DIRECTIONS FOR THIS TASK — Transcribe the whole listing without a single picture.

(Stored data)
>>>

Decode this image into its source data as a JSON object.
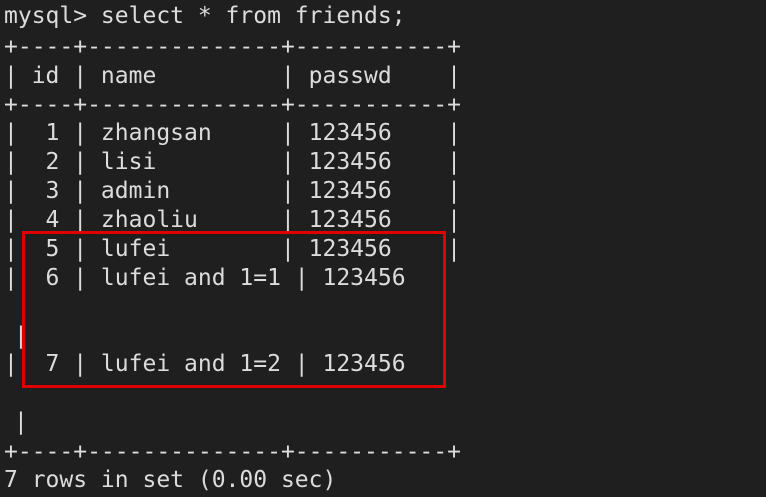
{
  "terminal": {
    "prompt": "mysql> select * from friends;",
    "border": "+----+--------------+-----------+",
    "header_row": "| id | name         | passwd    |",
    "rows": [
      "|  1 | zhangsan     | 123456    |",
      "|  2 | lisi         | 123456    |",
      "|  3 | admin        | 123456    |",
      "|  4 | zhaoliu      | 123456    |",
      "|  5 | lufei        | 123456    |",
      "|  6 | lufei and 1=1 | 123456",
      "|  7 | lufei and 1=2 | 123456"
    ],
    "footer": "7 rows in set (0.00 sec)",
    "stray_bar": "|"
  },
  "colors": {
    "background": "#1f1f1f",
    "text": "#dcdcdc",
    "highlight": "#e00000"
  }
}
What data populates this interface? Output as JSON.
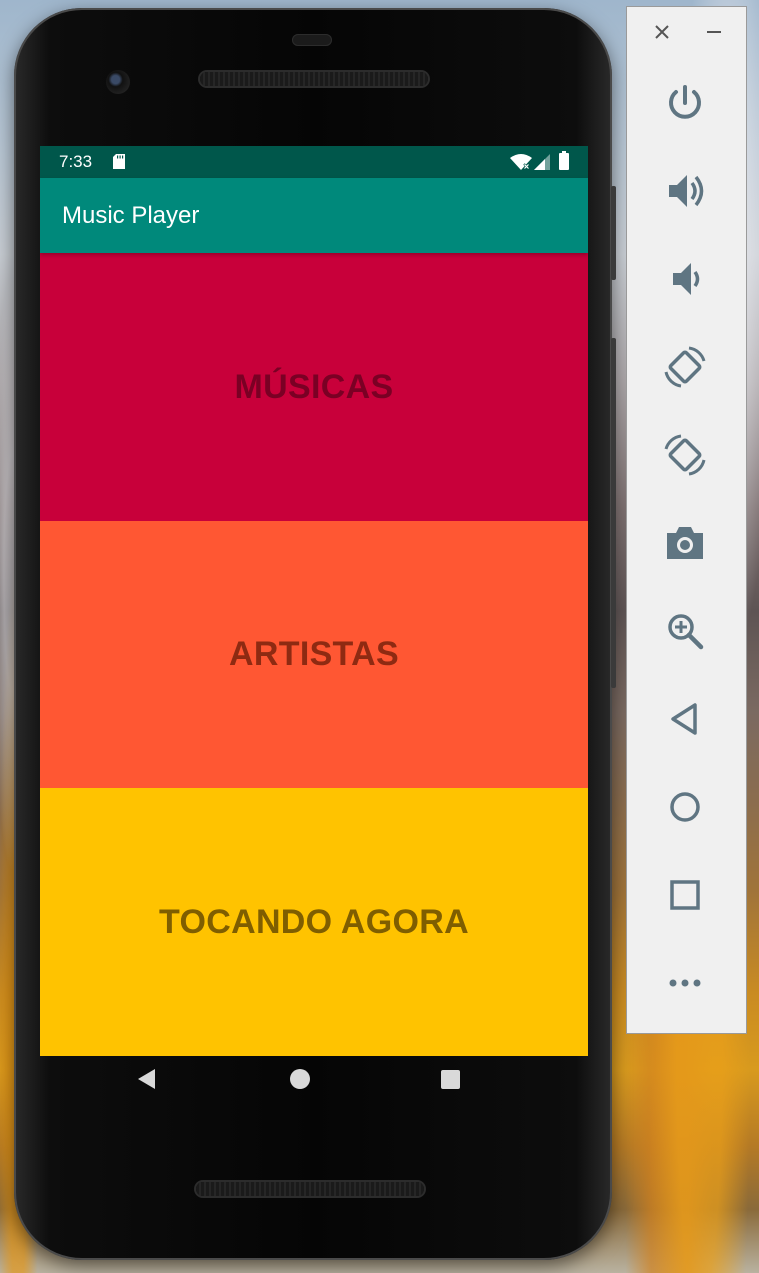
{
  "status_bar": {
    "time": "7:33"
  },
  "app_bar": {
    "title": "Music Player"
  },
  "tiles": [
    {
      "label": "MÚSICAS",
      "color": "#c8003a"
    },
    {
      "label": "ARTISTAS",
      "color": "#ff5733"
    },
    {
      "label": "TOCANDO AGORA",
      "color": "#ffc300"
    }
  ],
  "theme": {
    "status_bar_color": "#00574b",
    "app_bar_color": "#00897b"
  },
  "navigation_bar": {
    "buttons": [
      "back-icon",
      "home-icon",
      "recents-icon"
    ]
  },
  "emulator_panel": {
    "window_controls": [
      "close-icon",
      "minimize-icon"
    ],
    "buttons": [
      "power-icon",
      "volume-up-icon",
      "volume-down-icon",
      "rotate-left-icon",
      "rotate-right-icon",
      "camera-icon",
      "zoom-icon",
      "back-icon",
      "home-icon",
      "overview-icon",
      "more-icon"
    ]
  }
}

<<<

WRITTEN REPLY —
Decode this image into its source data as a JSON object.
{
  "terminal": {
    "prompt": "mysql> select * from friends;",
    "border": "+----+--------------+-----------+",
    "header_row": "| id | name         | passwd    |",
    "rows": [
      "|  1 | zhangsan     | 123456    |",
      "|  2 | lisi         | 123456    |",
      "|  3 | admin        | 123456    |",
      "|  4 | zhaoliu      | 123456    |",
      "|  5 | lufei        | 123456    |",
      "|  6 | lufei and 1=1 | 123456",
      "|  7 | lufei and 1=2 | 123456"
    ],
    "footer": "7 rows in set (0.00 sec)",
    "stray_bar": "|"
  },
  "colors": {
    "background": "#1f1f1f",
    "text": "#dcdcdc",
    "highlight": "#e00000"
  }
}
What data populates this interface? Output as JSON.
{
  "status_bar": {
    "time": "7:33"
  },
  "app_bar": {
    "title": "Music Player"
  },
  "tiles": [
    {
      "label": "MÚSICAS",
      "color": "#c8003a"
    },
    {
      "label": "ARTISTAS",
      "color": "#ff5733"
    },
    {
      "label": "TOCANDO AGORA",
      "color": "#ffc300"
    }
  ],
  "theme": {
    "status_bar_color": "#00574b",
    "app_bar_color": "#00897b"
  },
  "navigation_bar": {
    "buttons": [
      "back-icon",
      "home-icon",
      "recents-icon"
    ]
  },
  "emulator_panel": {
    "window_controls": [
      "close-icon",
      "minimize-icon"
    ],
    "buttons": [
      "power-icon",
      "volume-up-icon",
      "volume-down-icon",
      "rotate-left-icon",
      "rotate-right-icon",
      "camera-icon",
      "zoom-icon",
      "back-icon",
      "home-icon",
      "overview-icon",
      "more-icon"
    ]
  }
}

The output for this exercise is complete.